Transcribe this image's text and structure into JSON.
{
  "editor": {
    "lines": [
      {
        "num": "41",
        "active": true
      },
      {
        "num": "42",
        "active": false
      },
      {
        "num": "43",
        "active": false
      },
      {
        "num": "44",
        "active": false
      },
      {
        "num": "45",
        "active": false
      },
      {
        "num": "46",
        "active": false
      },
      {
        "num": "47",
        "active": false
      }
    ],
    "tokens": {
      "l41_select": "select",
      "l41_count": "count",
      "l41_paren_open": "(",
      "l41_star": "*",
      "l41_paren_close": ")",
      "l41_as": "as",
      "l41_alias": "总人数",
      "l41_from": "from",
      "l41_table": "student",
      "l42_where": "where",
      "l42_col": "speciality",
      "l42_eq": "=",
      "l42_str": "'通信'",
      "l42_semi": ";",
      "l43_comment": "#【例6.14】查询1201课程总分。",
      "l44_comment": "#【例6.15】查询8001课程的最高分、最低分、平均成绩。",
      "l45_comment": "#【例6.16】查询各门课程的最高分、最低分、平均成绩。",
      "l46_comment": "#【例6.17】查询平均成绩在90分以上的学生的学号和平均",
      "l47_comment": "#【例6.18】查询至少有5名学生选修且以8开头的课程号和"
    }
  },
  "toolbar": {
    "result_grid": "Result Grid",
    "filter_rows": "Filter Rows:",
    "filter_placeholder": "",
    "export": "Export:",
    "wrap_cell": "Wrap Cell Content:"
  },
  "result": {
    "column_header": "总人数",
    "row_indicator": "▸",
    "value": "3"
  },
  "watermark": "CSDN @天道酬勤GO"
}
--
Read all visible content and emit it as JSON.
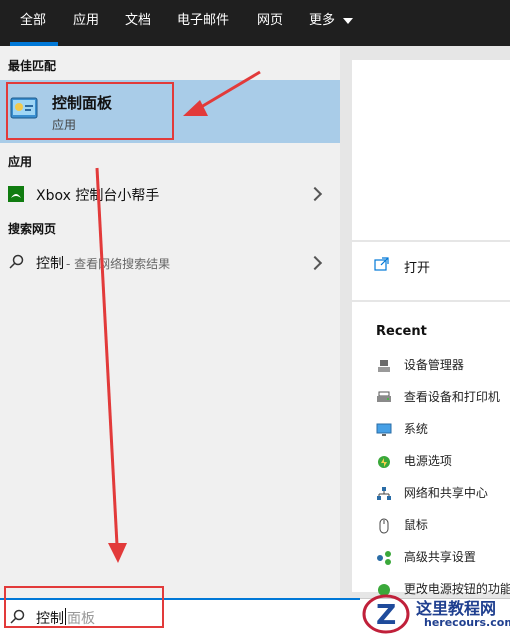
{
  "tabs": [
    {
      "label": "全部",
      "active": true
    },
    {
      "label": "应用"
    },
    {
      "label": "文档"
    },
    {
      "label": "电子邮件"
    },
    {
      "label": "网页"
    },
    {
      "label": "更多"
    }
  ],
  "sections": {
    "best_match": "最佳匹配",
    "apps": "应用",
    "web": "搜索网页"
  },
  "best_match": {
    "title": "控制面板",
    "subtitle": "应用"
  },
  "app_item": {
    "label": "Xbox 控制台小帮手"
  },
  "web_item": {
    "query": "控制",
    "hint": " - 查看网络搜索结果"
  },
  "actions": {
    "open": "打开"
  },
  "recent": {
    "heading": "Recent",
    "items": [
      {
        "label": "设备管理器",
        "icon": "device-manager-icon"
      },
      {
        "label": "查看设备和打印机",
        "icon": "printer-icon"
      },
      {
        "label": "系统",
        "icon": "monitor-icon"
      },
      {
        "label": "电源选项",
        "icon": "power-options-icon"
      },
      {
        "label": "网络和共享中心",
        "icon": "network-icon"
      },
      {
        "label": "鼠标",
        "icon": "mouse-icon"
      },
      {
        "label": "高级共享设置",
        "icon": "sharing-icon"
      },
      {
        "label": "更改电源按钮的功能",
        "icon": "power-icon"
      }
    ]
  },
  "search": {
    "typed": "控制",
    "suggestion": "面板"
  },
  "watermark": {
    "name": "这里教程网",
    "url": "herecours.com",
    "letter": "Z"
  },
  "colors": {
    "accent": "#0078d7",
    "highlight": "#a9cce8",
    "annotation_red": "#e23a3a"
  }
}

Given instruction: Check each line of the material above for "JSON" and say how many lines contain it, giving the number alone.

Exercise output: 2